SHORT EXERCISE
Copy nothing but the text: repeat each entry exactly and drop the images.

Items listed in a dataset
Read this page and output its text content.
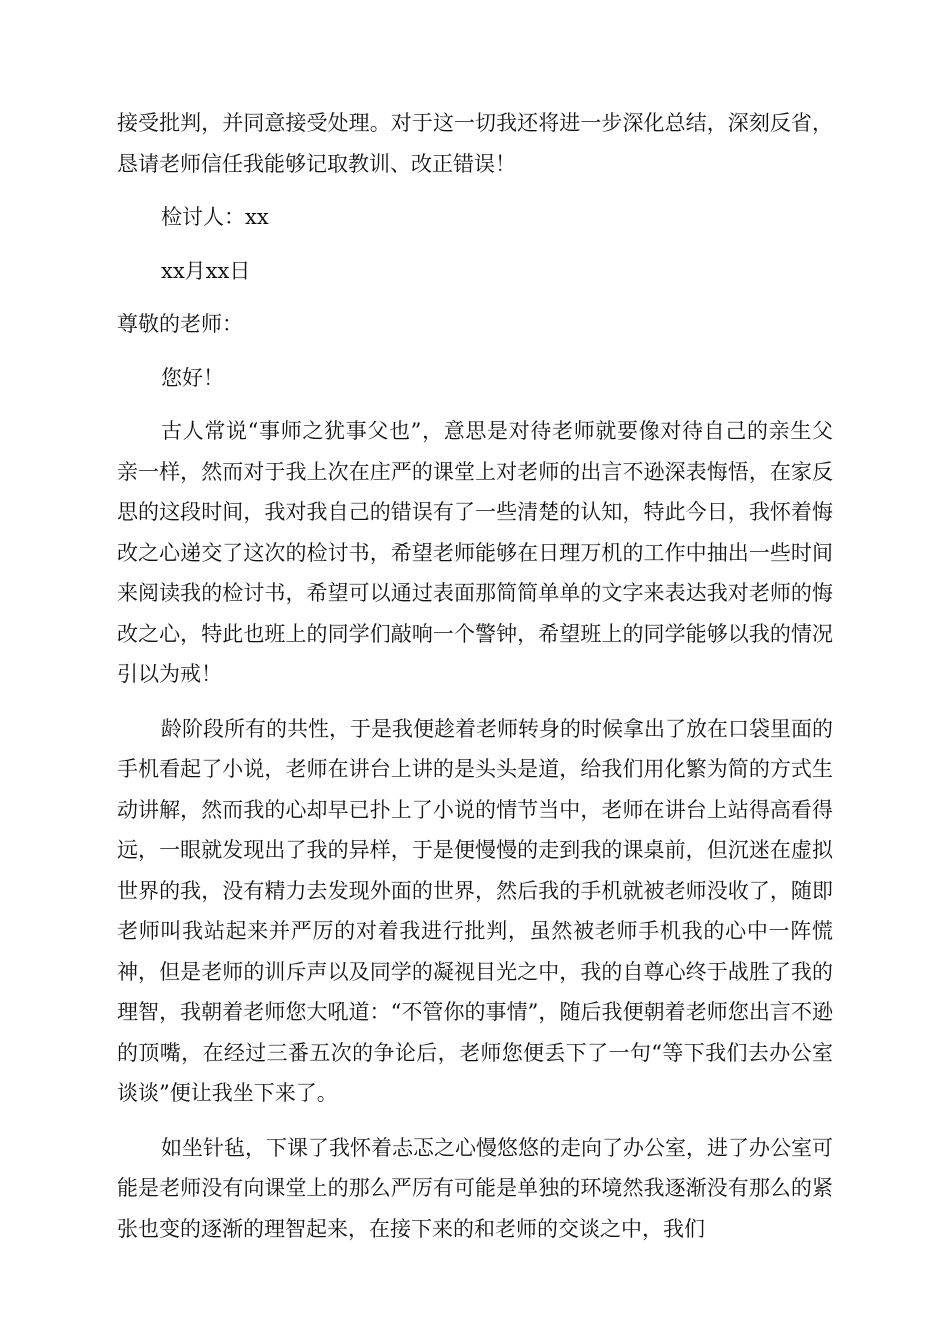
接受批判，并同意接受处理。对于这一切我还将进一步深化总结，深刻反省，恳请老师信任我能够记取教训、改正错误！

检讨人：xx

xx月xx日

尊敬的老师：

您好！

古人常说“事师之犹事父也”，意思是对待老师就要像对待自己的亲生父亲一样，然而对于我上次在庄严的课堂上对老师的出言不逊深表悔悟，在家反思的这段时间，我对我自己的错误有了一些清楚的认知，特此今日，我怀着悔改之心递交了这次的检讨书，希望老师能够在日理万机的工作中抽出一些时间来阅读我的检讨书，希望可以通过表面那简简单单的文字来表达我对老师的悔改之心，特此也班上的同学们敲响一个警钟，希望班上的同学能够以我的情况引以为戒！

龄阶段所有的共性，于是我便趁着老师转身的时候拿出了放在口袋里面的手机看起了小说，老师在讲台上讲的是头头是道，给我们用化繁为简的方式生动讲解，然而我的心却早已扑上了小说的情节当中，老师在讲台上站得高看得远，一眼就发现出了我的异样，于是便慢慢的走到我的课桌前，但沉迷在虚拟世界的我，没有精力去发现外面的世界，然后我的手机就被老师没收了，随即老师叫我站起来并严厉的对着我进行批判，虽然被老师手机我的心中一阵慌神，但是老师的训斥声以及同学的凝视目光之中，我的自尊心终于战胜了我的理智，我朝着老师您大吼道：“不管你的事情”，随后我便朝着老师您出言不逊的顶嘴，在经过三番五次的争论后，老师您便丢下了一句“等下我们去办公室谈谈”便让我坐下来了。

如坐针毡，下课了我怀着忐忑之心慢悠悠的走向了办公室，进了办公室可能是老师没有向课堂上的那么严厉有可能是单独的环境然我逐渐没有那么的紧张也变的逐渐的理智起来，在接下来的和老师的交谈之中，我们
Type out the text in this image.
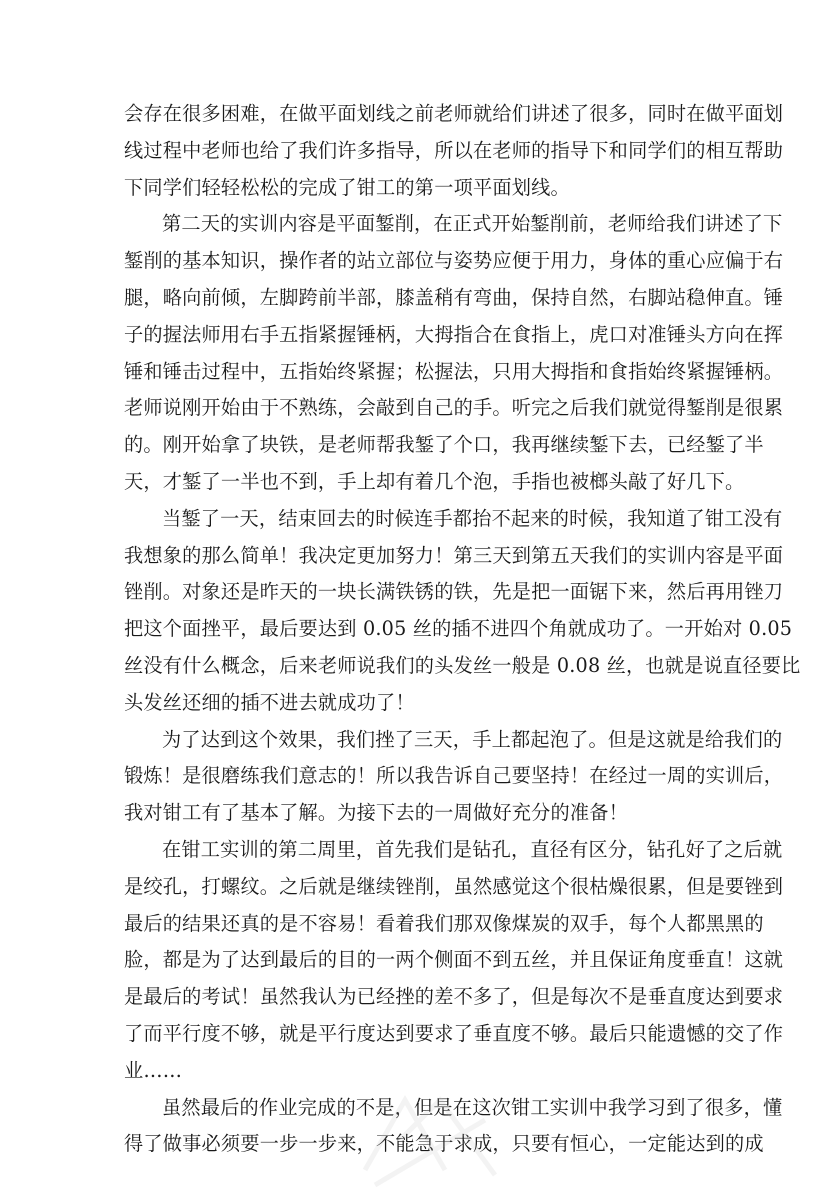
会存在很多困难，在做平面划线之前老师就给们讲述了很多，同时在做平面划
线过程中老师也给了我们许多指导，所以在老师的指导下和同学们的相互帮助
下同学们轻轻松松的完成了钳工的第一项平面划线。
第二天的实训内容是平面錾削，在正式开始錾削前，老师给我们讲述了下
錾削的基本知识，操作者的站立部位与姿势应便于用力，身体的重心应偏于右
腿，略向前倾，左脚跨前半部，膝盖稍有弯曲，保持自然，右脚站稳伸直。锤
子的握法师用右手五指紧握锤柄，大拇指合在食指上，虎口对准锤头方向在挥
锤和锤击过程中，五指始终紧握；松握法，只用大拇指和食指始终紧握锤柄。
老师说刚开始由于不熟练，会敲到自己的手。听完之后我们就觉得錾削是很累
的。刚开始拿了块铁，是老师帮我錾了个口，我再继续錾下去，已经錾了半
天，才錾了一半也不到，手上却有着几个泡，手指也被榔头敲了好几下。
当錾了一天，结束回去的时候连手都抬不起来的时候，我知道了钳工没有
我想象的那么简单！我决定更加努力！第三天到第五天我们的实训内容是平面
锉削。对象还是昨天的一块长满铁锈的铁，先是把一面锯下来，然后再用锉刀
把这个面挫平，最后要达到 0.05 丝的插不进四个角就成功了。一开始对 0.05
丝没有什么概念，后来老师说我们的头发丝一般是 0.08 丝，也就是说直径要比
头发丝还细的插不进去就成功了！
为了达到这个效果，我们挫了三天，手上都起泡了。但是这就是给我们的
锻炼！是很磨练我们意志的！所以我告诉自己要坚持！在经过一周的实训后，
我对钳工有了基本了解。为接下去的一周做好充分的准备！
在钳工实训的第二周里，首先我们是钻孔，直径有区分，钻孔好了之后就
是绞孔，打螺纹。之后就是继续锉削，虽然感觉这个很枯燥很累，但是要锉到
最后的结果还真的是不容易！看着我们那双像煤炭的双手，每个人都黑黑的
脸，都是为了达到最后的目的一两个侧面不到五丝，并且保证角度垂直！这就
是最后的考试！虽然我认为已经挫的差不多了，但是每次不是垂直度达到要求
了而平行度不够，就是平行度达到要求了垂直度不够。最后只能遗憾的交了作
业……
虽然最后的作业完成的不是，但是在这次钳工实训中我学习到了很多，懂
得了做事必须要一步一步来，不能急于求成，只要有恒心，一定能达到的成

TASK OUTPUT
Read this page and output its text content.
接受批判，并同意接受处理。对于这一切我还将进一步深化总结，深刻反省，恳请老师信任我能够记取教训、改正错误！

检讨人：xx

xx月xx日

尊敬的老师：

您好！

古人常说“事师之犹事父也”，意思是对待老师就要像对待自己的亲生父亲一样，然而对于我上次在庄严的课堂上对老师的出言不逊深表悔悟，在家反思的这段时间，我对我自己的错误有了一些清楚的认知，特此今日，我怀着悔改之心递交了这次的检讨书，希望老师能够在日理万机的工作中抽出一些时间来阅读我的检讨书，希望可以通过表面那简简单单的文字来表达我对老师的悔改之心，特此也班上的同学们敲响一个警钟，希望班上的同学能够以我的情况引以为戒！

龄阶段所有的共性，于是我便趁着老师转身的时候拿出了放在口袋里面的手机看起了小说，老师在讲台上讲的是头头是道，给我们用化繁为简的方式生动讲解，然而我的心却早已扑上了小说的情节当中，老师在讲台上站得高看得远，一眼就发现出了我的异样，于是便慢慢的走到我的课桌前，但沉迷在虚拟世界的我，没有精力去发现外面的世界，然后我的手机就被老师没收了，随即老师叫我站起来并严厉的对着我进行批判，虽然被老师手机我的心中一阵慌神，但是老师的训斥声以及同学的凝视目光之中，我的自尊心终于战胜了我的理智，我朝着老师您大吼道：“不管你的事情”，随后我便朝着老师您出言不逊的顶嘴，在经过三番五次的争论后，老师您便丢下了一句“等下我们去办公室谈谈”便让我坐下来了。

如坐针毡，下课了我怀着忐忑之心慢悠悠的走向了办公室，进了办公室可能是老师没有向课堂上的那么严厉有可能是单独的环境然我逐渐没有那么的紧张也变的逐渐的理智起来，在接下来的和老师的交谈之中，我们
Type out the text in this image.
会存在很多困难，在做平面划线之前老师就给们讲述了很多，同时在做平面划
线过程中老师也给了我们许多指导，所以在老师的指导下和同学们的相互帮助
下同学们轻轻松松的完成了钳工的第一项平面划线。
第二天的实训内容是平面錾削，在正式开始錾削前，老师给我们讲述了下
錾削的基本知识，操作者的站立部位与姿势应便于用力，身体的重心应偏于右
腿，略向前倾，左脚跨前半部，膝盖稍有弯曲，保持自然，右脚站稳伸直。锤
子的握法师用右手五指紧握锤柄，大拇指合在食指上，虎口对准锤头方向在挥
锤和锤击过程中，五指始终紧握；松握法，只用大拇指和食指始终紧握锤柄。
老师说刚开始由于不熟练，会敲到自己的手。听完之后我们就觉得錾削是很累
的。刚开始拿了块铁，是老师帮我錾了个口，我再继续錾下去，已经錾了半
天，才錾了一半也不到，手上却有着几个泡，手指也被榔头敲了好几下。
当錾了一天，结束回去的时候连手都抬不起来的时候，我知道了钳工没有
我想象的那么简单！我决定更加努力！第三天到第五天我们的实训内容是平面
锉削。对象还是昨天的一块长满铁锈的铁，先是把一面锯下来，然后再用锉刀
把这个面挫平，最后要达到 0.05 丝的插不进四个角就成功了。一开始对 0.05
丝没有什么概念，后来老师说我们的头发丝一般是 0.08 丝，也就是说直径要比
头发丝还细的插不进去就成功了！
为了达到这个效果，我们挫了三天，手上都起泡了。但是这就是给我们的
锻炼！是很磨练我们意志的！所以我告诉自己要坚持！在经过一周的实训后，
我对钳工有了基本了解。为接下去的一周做好充分的准备！
在钳工实训的第二周里，首先我们是钻孔，直径有区分，钻孔好了之后就
是绞孔，打螺纹。之后就是继续锉削，虽然感觉这个很枯燥很累，但是要锉到
最后的结果还真的是不容易！看着我们那双像煤炭的双手，每个人都黑黑的
脸，都是为了达到最后的目的一两个侧面不到五丝，并且保证角度垂直！这就
是最后的考试！虽然我认为已经挫的差不多了，但是每次不是垂直度达到要求
了而平行度不够，就是平行度达到要求了垂直度不够。最后只能遗憾的交了作
业……
虽然最后的作业完成的不是，但是在这次钳工实训中我学习到了很多，懂
得了做事必须要一步一步来，不能急于求成，只要有恒心，一定能达到的成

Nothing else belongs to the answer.